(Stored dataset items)

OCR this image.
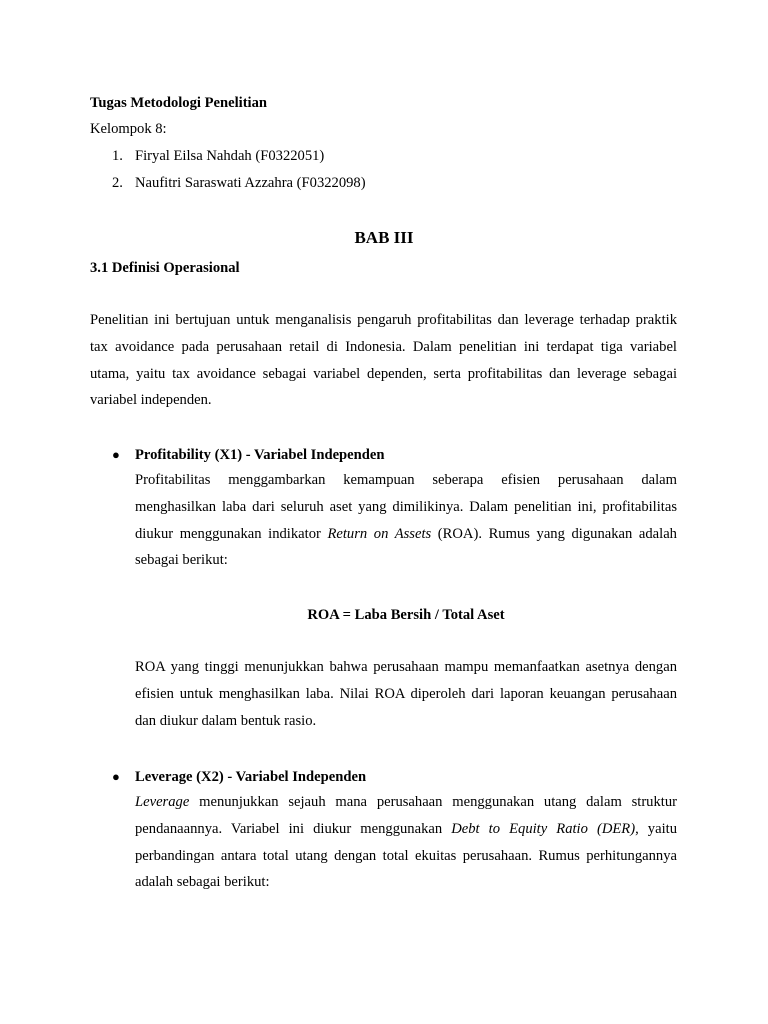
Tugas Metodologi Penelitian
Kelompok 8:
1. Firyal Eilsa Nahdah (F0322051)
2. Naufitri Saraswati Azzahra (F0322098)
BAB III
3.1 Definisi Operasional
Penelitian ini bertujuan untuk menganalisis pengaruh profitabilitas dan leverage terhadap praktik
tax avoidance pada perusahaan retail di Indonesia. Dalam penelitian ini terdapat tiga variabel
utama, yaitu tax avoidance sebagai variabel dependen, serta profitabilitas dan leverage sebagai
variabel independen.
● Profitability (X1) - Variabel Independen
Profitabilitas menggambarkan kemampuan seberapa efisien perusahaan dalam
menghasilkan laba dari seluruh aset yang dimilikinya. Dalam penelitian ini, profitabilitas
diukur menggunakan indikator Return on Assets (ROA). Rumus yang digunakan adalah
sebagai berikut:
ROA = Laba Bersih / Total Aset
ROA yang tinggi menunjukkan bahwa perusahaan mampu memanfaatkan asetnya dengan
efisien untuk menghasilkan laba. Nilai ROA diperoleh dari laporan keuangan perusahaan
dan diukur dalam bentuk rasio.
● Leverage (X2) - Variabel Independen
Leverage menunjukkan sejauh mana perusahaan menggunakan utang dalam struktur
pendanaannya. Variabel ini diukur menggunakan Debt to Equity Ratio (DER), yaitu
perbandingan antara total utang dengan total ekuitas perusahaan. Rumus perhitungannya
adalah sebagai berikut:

= Exercise details =
Every line holding "menggunakan" should be copied out.

= Finished exercise =
diukur menggunakan indikator Return on Assets (ROA). Rumus yang digunakan adalah
Leverage menunjukkan sejauh mana perusahaan menggunakan utang dalam struktur
pendanaannya. Variabel ini diukur menggunakan Debt to Equity Ratio (DER), yaitu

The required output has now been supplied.